Requirements - Bring together all lines of the material below that contain the string "side".

[BEGIN Materials provided]

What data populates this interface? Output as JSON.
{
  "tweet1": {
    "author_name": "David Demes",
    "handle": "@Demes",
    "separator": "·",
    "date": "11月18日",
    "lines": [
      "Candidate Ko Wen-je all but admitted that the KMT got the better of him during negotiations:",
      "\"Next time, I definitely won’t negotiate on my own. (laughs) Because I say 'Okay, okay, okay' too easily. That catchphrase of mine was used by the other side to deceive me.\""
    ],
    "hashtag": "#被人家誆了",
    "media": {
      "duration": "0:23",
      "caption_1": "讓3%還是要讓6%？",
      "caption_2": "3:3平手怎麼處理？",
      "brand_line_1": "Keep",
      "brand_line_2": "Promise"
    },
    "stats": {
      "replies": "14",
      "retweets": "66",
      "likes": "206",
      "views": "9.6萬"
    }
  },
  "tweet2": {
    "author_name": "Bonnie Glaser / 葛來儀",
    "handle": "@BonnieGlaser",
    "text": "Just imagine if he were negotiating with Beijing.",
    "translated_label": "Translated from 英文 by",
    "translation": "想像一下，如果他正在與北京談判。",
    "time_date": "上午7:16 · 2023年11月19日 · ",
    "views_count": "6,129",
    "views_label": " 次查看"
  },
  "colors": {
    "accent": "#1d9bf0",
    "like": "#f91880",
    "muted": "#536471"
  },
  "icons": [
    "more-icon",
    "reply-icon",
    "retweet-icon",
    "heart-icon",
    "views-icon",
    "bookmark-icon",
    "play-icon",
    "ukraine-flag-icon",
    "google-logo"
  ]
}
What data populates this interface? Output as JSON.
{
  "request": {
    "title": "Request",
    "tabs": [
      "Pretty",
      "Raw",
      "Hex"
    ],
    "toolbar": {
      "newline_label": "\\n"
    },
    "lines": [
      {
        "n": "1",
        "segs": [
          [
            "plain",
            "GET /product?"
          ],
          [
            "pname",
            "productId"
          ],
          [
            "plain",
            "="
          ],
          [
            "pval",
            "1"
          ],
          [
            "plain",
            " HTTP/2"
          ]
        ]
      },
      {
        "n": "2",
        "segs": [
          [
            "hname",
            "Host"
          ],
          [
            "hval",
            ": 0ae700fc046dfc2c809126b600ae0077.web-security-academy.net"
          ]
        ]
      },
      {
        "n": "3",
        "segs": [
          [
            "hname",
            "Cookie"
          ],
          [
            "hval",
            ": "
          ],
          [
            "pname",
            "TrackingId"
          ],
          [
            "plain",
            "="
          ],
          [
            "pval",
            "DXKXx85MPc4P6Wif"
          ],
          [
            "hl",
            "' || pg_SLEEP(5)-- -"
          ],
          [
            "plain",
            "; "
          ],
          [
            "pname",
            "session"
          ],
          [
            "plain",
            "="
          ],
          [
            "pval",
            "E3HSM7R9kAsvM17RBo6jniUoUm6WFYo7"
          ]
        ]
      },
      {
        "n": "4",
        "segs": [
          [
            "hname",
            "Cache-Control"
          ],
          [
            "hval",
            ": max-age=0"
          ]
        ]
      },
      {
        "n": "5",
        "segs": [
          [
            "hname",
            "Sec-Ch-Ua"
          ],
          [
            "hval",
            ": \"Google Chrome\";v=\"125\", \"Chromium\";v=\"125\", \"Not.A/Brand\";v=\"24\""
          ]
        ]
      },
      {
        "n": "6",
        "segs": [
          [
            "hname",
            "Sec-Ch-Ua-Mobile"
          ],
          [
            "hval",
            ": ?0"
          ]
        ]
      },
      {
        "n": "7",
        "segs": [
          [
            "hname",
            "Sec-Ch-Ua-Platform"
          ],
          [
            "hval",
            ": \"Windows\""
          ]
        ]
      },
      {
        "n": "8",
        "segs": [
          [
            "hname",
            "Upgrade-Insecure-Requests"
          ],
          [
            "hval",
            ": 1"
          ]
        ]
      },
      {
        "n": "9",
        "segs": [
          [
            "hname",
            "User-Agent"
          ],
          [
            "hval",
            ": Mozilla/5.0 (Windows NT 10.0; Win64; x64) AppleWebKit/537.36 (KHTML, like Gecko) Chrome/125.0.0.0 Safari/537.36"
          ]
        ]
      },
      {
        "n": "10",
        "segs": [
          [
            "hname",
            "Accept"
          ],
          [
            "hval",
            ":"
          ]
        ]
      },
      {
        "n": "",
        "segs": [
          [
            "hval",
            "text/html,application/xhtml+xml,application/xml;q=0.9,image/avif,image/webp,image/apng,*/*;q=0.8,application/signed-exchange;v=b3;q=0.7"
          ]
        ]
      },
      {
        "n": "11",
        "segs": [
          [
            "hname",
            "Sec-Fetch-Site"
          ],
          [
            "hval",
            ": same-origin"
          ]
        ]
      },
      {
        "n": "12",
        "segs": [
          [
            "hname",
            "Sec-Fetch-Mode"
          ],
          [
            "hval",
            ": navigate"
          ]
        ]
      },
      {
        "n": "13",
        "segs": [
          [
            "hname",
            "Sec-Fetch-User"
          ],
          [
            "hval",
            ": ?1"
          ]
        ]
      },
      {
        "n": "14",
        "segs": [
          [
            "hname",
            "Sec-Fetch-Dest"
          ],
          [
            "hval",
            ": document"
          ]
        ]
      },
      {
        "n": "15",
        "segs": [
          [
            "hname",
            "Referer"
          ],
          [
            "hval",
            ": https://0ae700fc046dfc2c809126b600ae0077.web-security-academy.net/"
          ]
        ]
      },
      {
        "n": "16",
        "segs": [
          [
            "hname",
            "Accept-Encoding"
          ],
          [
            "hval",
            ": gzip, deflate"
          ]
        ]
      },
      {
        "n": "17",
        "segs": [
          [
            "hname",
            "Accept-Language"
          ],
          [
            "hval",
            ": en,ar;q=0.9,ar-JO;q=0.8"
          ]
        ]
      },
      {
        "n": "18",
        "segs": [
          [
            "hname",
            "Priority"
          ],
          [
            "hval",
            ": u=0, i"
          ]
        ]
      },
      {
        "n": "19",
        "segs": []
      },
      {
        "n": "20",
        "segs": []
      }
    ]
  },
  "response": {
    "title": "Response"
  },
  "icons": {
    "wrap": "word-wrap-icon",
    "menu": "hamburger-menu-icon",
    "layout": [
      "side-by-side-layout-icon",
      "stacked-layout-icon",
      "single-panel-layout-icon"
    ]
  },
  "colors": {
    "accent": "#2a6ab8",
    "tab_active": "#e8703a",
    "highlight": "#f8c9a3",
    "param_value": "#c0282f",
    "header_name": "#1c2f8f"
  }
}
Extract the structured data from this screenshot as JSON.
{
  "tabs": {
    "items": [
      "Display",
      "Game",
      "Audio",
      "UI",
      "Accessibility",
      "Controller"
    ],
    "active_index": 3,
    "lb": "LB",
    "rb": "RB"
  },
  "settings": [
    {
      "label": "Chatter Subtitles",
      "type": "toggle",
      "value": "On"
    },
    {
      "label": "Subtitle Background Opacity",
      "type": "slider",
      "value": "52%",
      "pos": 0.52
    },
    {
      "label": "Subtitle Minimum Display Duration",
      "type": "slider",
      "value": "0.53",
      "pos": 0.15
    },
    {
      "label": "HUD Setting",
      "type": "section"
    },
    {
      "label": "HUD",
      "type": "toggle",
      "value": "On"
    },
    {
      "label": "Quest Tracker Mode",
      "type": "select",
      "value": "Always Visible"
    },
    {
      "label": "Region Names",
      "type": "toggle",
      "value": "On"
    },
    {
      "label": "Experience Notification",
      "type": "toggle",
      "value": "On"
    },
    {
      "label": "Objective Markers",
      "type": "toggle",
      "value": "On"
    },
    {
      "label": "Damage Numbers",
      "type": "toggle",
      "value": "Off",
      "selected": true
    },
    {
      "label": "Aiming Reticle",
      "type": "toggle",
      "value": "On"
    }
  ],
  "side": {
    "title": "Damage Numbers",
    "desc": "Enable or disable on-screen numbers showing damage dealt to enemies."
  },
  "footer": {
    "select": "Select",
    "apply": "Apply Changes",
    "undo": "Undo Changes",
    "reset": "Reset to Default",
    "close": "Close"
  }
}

[END Materials provided]

Solution -
      "\"Next time, I definitely won’t negotiate on my own. (laughs) Because I say 'Okay, okay, okay' too easily. That catchphrase of mine was used by the other side to deceive me.\""
      "side-by-side-layout-icon",
  "side": {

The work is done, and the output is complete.